= Data for processing =
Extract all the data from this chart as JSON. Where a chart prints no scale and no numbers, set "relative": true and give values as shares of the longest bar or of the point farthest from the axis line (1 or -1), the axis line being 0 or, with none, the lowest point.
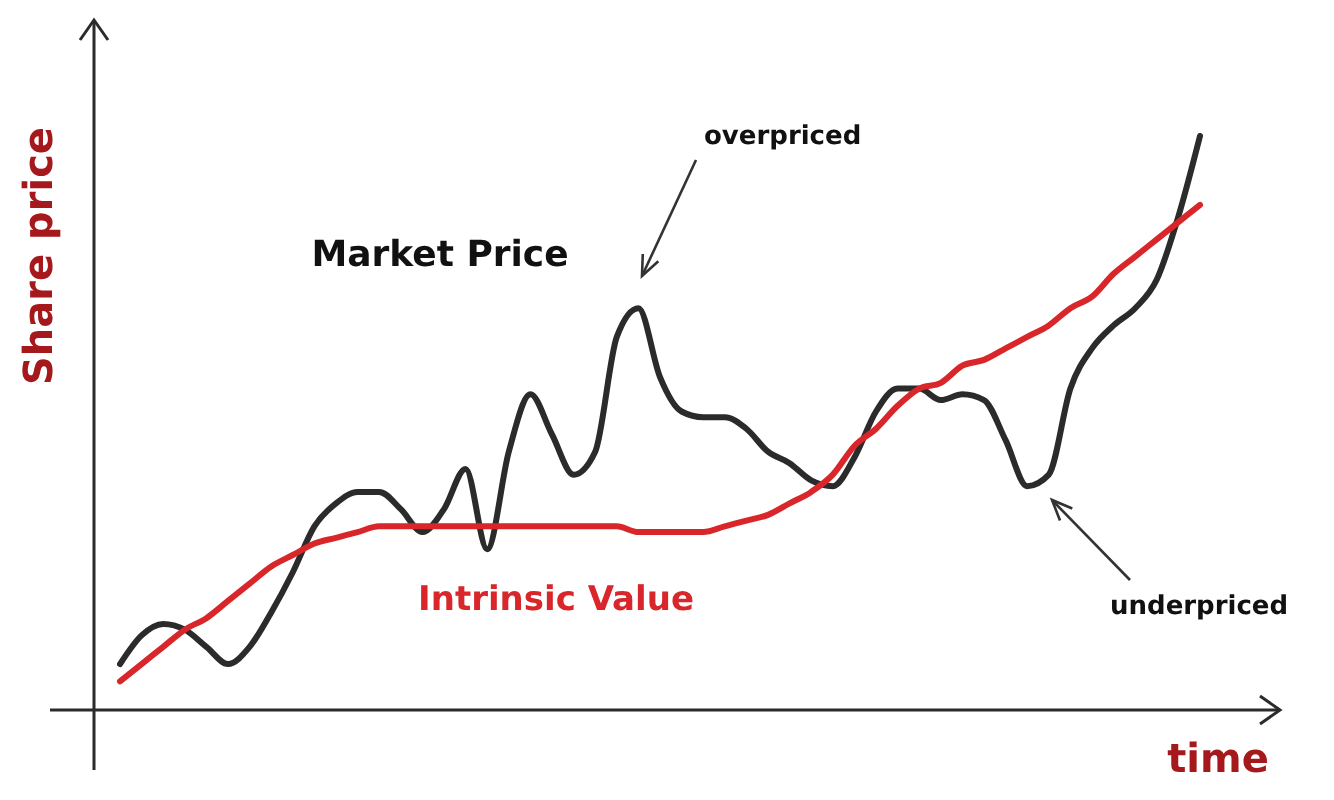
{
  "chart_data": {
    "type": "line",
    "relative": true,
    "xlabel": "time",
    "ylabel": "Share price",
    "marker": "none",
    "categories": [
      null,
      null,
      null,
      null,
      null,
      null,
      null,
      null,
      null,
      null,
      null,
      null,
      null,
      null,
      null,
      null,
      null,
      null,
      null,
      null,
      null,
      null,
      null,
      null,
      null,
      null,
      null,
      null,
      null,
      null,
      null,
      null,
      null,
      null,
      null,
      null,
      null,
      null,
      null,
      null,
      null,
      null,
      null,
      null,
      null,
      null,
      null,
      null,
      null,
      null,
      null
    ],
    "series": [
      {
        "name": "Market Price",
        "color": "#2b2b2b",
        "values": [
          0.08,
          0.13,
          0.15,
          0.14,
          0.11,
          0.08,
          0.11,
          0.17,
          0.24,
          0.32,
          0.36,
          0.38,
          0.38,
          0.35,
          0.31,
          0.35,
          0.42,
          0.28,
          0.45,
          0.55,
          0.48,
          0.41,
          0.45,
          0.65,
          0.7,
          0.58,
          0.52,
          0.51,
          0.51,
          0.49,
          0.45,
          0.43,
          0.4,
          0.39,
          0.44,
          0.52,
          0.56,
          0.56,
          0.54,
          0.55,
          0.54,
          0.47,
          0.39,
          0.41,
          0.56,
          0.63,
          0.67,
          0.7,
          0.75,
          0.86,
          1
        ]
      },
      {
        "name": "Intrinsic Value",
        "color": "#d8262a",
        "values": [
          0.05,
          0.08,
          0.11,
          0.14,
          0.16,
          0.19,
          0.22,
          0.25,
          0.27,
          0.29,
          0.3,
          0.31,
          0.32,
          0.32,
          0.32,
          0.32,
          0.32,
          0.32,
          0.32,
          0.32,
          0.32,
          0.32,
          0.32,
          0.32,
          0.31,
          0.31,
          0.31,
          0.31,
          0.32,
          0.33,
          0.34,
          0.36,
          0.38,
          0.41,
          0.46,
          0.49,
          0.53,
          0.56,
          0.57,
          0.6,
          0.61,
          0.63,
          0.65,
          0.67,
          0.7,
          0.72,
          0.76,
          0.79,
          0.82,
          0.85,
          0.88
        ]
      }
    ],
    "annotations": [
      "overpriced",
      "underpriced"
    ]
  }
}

= What is expected =
In the listing above, find each line with the word "none" and copy it.

= Written answer =
Extract all the data from this chart as JSON. Where a chart prints no scale and no numbers, set "relative": true and give values as shares of the longest bar or of the point farthest from the axis line (1 or -1), the axis line being 0 or, with none, the lowest point.
    "marker": "none",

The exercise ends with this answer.